[start]

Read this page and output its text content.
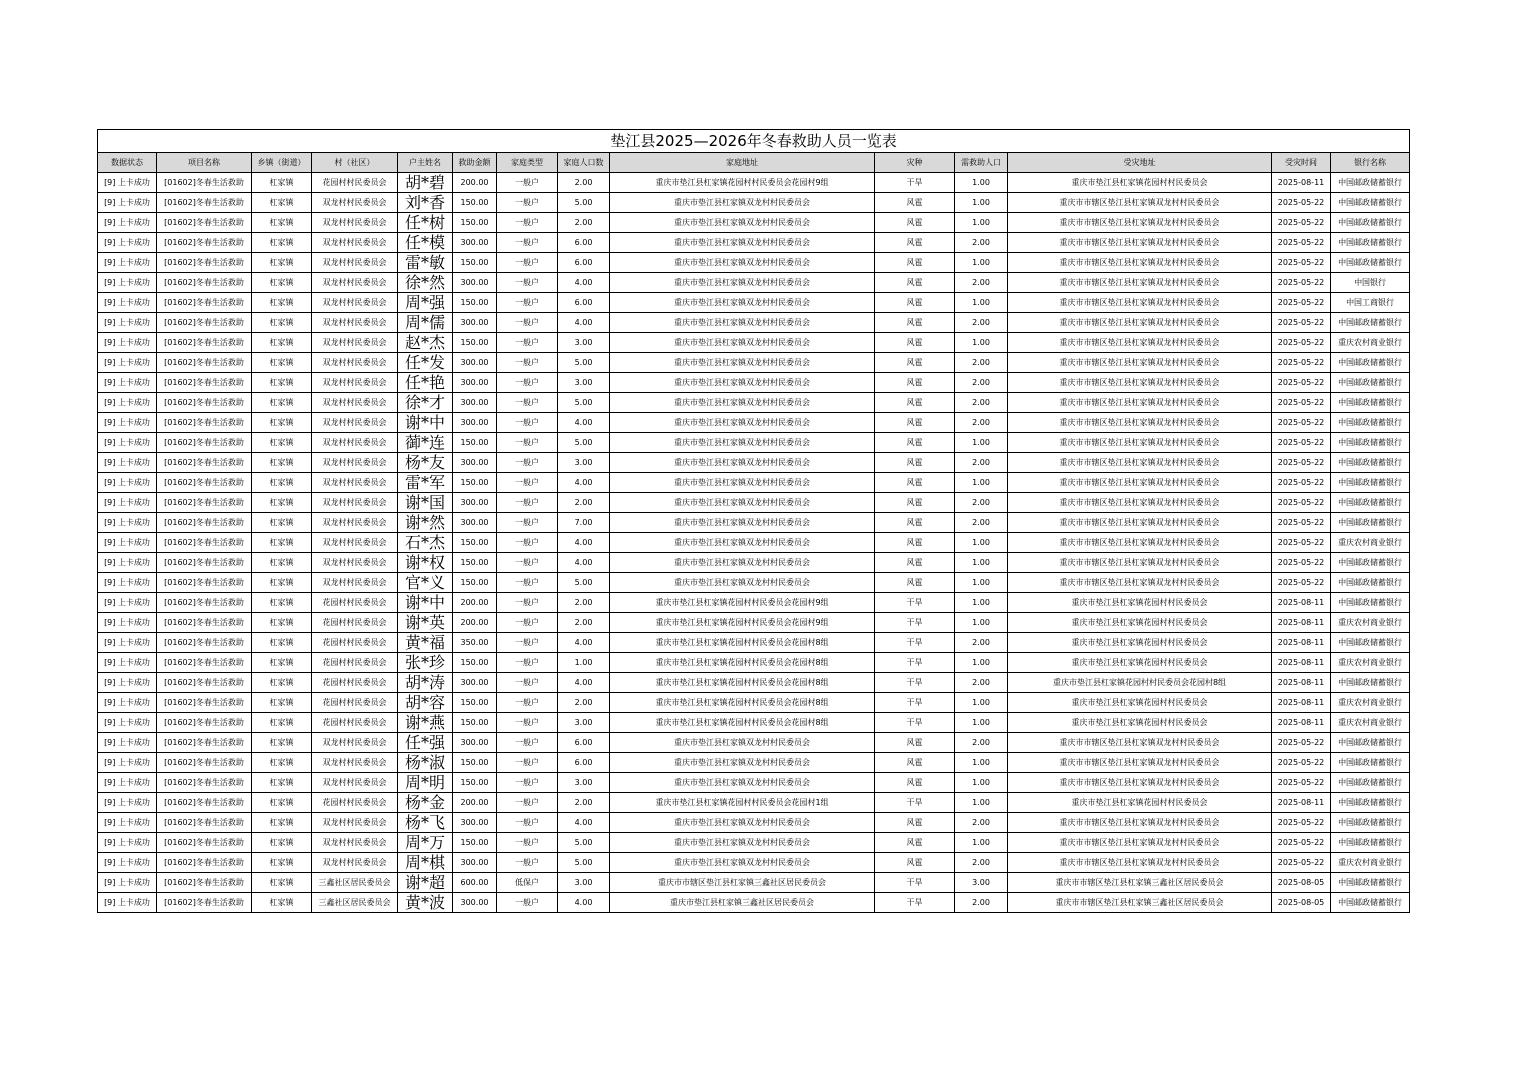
垫江县2025—2026年冬春救助人员一览表													
数据状态	项目名称	乡镇（街道）	村（社区）	户主姓名	救助金额	家庭类型	家庭人口数	家庭地址	灾种	需救助人口	受灾地址	受灾时间	银行名称
[9] 上卡成功	[01602]冬春生活救助	杠家镇	花园村村民委员会	胡*碧	200.00	一般户	2.00	重庆市垫江县杠家镇花园村村民委员会花园村9组	干旱	1.00	重庆市垫江县杠家镇花园村村民委员会	2025-08-11	中国邮政储蓄银行
[9] 上卡成功	[01602]冬春生活救助	杠家镇	双龙村村民委员会	刘*香	150.00	一般户	5.00	重庆市垫江县杠家镇双龙村村民委员会	风雹	1.00	重庆市市辖区垫江县杠家镇双龙村村民委员会	2025-05-22	中国邮政储蓄银行
[9] 上卡成功	[01602]冬春生活救助	杠家镇	双龙村村民委员会	任*树	150.00	一般户	2.00	重庆市垫江县杠家镇双龙村村民委员会	风雹	1.00	重庆市市辖区垫江县杠家镇双龙村村民委员会	2025-05-22	中国邮政储蓄银行
[9] 上卡成功	[01602]冬春生活救助	杠家镇	双龙村村民委员会	任*模	300.00	一般户	6.00	重庆市垫江县杠家镇双龙村村民委员会	风雹	2.00	重庆市市辖区垫江县杠家镇双龙村村民委员会	2025-05-22	中国邮政储蓄银行
[9] 上卡成功	[01602]冬春生活救助	杠家镇	双龙村村民委员会	雷*敏	150.00	一般户	6.00	重庆市垫江县杠家镇双龙村村民委员会	风雹	1.00	重庆市市辖区垫江县杠家镇双龙村村民委员会	2025-05-22	中国邮政储蓄银行
[9] 上卡成功	[01602]冬春生活救助	杠家镇	双龙村村民委员会	徐*然	300.00	一般户	4.00	重庆市垫江县杠家镇双龙村村民委员会	风雹	2.00	重庆市市辖区垫江县杠家镇双龙村村民委员会	2025-05-22	中国银行
[9] 上卡成功	[01602]冬春生活救助	杠家镇	双龙村村民委员会	周*强	150.00	一般户	6.00	重庆市垫江县杠家镇双龙村村民委员会	风雹	1.00	重庆市市辖区垫江县杠家镇双龙村村民委员会	2025-05-22	中国工商银行
[9] 上卡成功	[01602]冬春生活救助	杠家镇	双龙村村民委员会	周*儒	300.00	一般户	4.00	重庆市垫江县杠家镇双龙村村民委员会	风雹	2.00	重庆市市辖区垫江县杠家镇双龙村村民委员会	2025-05-22	中国邮政储蓄银行
[9] 上卡成功	[01602]冬春生活救助	杠家镇	双龙村村民委员会	赵*杰	150.00	一般户	3.00	重庆市垫江县杠家镇双龙村村民委员会	风雹	1.00	重庆市市辖区垫江县杠家镇双龙村村民委员会	2025-05-22	重庆农村商业银行
[9] 上卡成功	[01602]冬春生活救助	杠家镇	双龙村村民委员会	任*发	300.00	一般户	5.00	重庆市垫江县杠家镇双龙村村民委员会	风雹	2.00	重庆市市辖区垫江县杠家镇双龙村村民委员会	2025-05-22	中国邮政储蓄银行
[9] 上卡成功	[01602]冬春生活救助	杠家镇	双龙村村民委员会	任*艳	300.00	一般户	3.00	重庆市垫江县杠家镇双龙村村民委员会	风雹	2.00	重庆市市辖区垫江县杠家镇双龙村村民委员会	2025-05-22	中国邮政储蓄银行
[9] 上卡成功	[01602]冬春生活救助	杠家镇	双龙村村民委员会	徐*才	300.00	一般户	5.00	重庆市垫江县杠家镇双龙村村民委员会	风雹	2.00	重庆市市辖区垫江县杠家镇双龙村村民委员会	2025-05-22	中国邮政储蓄银行
[9] 上卡成功	[01602]冬春生活救助	杠家镇	双龙村村民委员会	谢*中	300.00	一般户	4.00	重庆市垫江县杠家镇双龙村村民委员会	风雹	2.00	重庆市市辖区垫江县杠家镇双龙村村民委员会	2025-05-22	中国邮政储蓄银行
[9] 上卡成功	[01602]冬春生活救助	杠家镇	双龙村村民委员会	蓹*连	150.00	一般户	5.00	重庆市垫江县杠家镇双龙村村民委员会	风雹	1.00	重庆市市辖区垫江县杠家镇双龙村村民委员会	2025-05-22	中国邮政储蓄银行
[9] 上卡成功	[01602]冬春生活救助	杠家镇	双龙村村民委员会	杨*友	300.00	一般户	3.00	重庆市垫江县杠家镇双龙村村民委员会	风雹	2.00	重庆市市辖区垫江县杠家镇双龙村村民委员会	2025-05-22	中国邮政储蓄银行
[9] 上卡成功	[01602]冬春生活救助	杠家镇	双龙村村民委员会	雷*军	150.00	一般户	4.00	重庆市垫江县杠家镇双龙村村民委员会	风雹	1.00	重庆市市辖区垫江县杠家镇双龙村村民委员会	2025-05-22	中国邮政储蓄银行
[9] 上卡成功	[01602]冬春生活救助	杠家镇	双龙村村民委员会	谢*国	300.00	一般户	2.00	重庆市垫江县杠家镇双龙村村民委员会	风雹	2.00	重庆市市辖区垫江县杠家镇双龙村村民委员会	2025-05-22	中国邮政储蓄银行
[9] 上卡成功	[01602]冬春生活救助	杠家镇	双龙村村民委员会	谢*然	300.00	一般户	7.00	重庆市垫江县杠家镇双龙村村民委员会	风雹	2.00	重庆市市辖区垫江县杠家镇双龙村村民委员会	2025-05-22	中国邮政储蓄银行
[9] 上卡成功	[01602]冬春生活救助	杠家镇	双龙村村民委员会	石*杰	150.00	一般户	4.00	重庆市垫江县杠家镇双龙村村民委员会	风雹	1.00	重庆市市辖区垫江县杠家镇双龙村村民委员会	2025-05-22	重庆农村商业银行
[9] 上卡成功	[01602]冬春生活救助	杠家镇	双龙村村民委员会	谢*权	150.00	一般户	4.00	重庆市垫江县杠家镇双龙村村民委员会	风雹	1.00	重庆市市辖区垫江县杠家镇双龙村村民委员会	2025-05-22	中国邮政储蓄银行
[9] 上卡成功	[01602]冬春生活救助	杠家镇	双龙村村民委员会	官*义	150.00	一般户	5.00	重庆市垫江县杠家镇双龙村村民委员会	风雹	1.00	重庆市市辖区垫江县杠家镇双龙村村民委员会	2025-05-22	中国邮政储蓄银行
[9] 上卡成功	[01602]冬春生活救助	杠家镇	花园村村民委员会	谢*中	200.00	一般户	2.00	重庆市垫江县杠家镇花园村村民委员会花园村9组	干旱	1.00	重庆市垫江县杠家镇花园村村民委员会	2025-08-11	中国邮政储蓄银行
[9] 上卡成功	[01602]冬春生活救助	杠家镇	花园村村民委员会	谢*英	200.00	一般户	2.00	重庆市垫江县杠家镇花园村村民委员会花园村9组	干旱	1.00	重庆市垫江县杠家镇花园村村民委员会	2025-08-11	重庆农村商业银行
[9] 上卡成功	[01602]冬春生活救助	杠家镇	花园村村民委员会	黄*福	350.00	一般户	4.00	重庆市垫江县杠家镇花园村村民委员会花园村8组	干旱	2.00	重庆市垫江县杠家镇花园村村民委员会	2025-08-11	中国邮政储蓄银行
[9] 上卡成功	[01602]冬春生活救助	杠家镇	花园村村民委员会	张*珍	150.00	一般户	1.00	重庆市垫江县杠家镇花园村村民委员会花园村8组	干旱	1.00	重庆市垫江县杠家镇花园村村民委员会	2025-08-11	重庆农村商业银行
[9] 上卡成功	[01602]冬春生活救助	杠家镇	花园村村民委员会	胡*涛	300.00	一般户	4.00	重庆市垫江县杠家镇花园村村民委员会花园村8组	干旱	2.00	重庆市垫江县杠家镇花园村村民委员会花园村8组	2025-08-11	中国邮政储蓄银行
[9] 上卡成功	[01602]冬春生活救助	杠家镇	花园村村民委员会	胡*容	150.00	一般户	2.00	重庆市垫江县杠家镇花园村村民委员会花园村8组	干旱	1.00	重庆市垫江县杠家镇花园村村民委员会	2025-08-11	重庆农村商业银行
[9] 上卡成功	[01602]冬春生活救助	杠家镇	花园村村民委员会	谢*燕	150.00	一般户	3.00	重庆市垫江县杠家镇花园村村民委员会花园村8组	干旱	1.00	重庆市垫江县杠家镇花园村村民委员会	2025-08-11	重庆农村商业银行
[9] 上卡成功	[01602]冬春生活救助	杠家镇	双龙村村民委员会	任*强	300.00	一般户	6.00	重庆市垫江县杠家镇双龙村村民委员会	风雹	2.00	重庆市市辖区垫江县杠家镇双龙村村民委员会	2025-05-22	中国邮政储蓄银行
[9] 上卡成功	[01602]冬春生活救助	杠家镇	双龙村村民委员会	杨*淑	150.00	一般户	6.00	重庆市垫江县杠家镇双龙村村民委员会	风雹	1.00	重庆市市辖区垫江县杠家镇双龙村村民委员会	2025-05-22	中国邮政储蓄银行
[9] 上卡成功	[01602]冬春生活救助	杠家镇	双龙村村民委员会	周*明	150.00	一般户	3.00	重庆市垫江县杠家镇双龙村村民委员会	风雹	1.00	重庆市市辖区垫江县杠家镇双龙村村民委员会	2025-05-22	中国邮政储蓄银行
[9] 上卡成功	[01602]冬春生活救助	杠家镇	花园村村民委员会	杨*金	200.00	一般户	2.00	重庆市垫江县杠家镇花园村村民委员会花园村1组	干旱	1.00	重庆市垫江县杠家镇花园村村民委员会	2025-08-11	中国邮政储蓄银行
[9] 上卡成功	[01602]冬春生活救助	杠家镇	双龙村村民委员会	杨*飞	300.00	一般户	4.00	重庆市垫江县杠家镇双龙村村民委员会	风雹	2.00	重庆市市辖区垫江县杠家镇双龙村村民委员会	2025-05-22	中国邮政储蓄银行
[9] 上卡成功	[01602]冬春生活救助	杠家镇	双龙村村民委员会	周*万	150.00	一般户	5.00	重庆市垫江县杠家镇双龙村村民委员会	风雹	1.00	重庆市市辖区垫江县杠家镇双龙村村民委员会	2025-05-22	中国邮政储蓄银行
[9] 上卡成功	[01602]冬春生活救助	杠家镇	双龙村村民委员会	周*棋	300.00	一般户	5.00	重庆市垫江县杠家镇双龙村村民委员会	风雹	2.00	重庆市市辖区垫江县杠家镇双龙村村民委员会	2025-05-22	重庆农村商业银行
[9] 上卡成功	[01602]冬春生活救助	杠家镇	三鑫社区居民委员会	谢*超	600.00	低保户	3.00	重庆市市辖区垫江县杠家镇三鑫社区居民委员会	干旱	3.00	重庆市市辖区垫江县杠家镇三鑫社区居民委员会	2025-08-05	中国邮政储蓄银行
[9] 上卡成功	[01602]冬春生活救助	杠家镇	三鑫社区居民委员会	黄*波	300.00	一般户	4.00	重庆市垫江县杠家镇三鑫社区居民委员会	干旱	2.00	重庆市市辖区垫江县杠家镇三鑫社区居民委员会	2025-08-05	中国邮政储蓄银行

[end]

* **What is asked**:
Report how many lines of the records above contain the word "三鑫社区居民委员会", and give only that number.

* **Correct result**:
2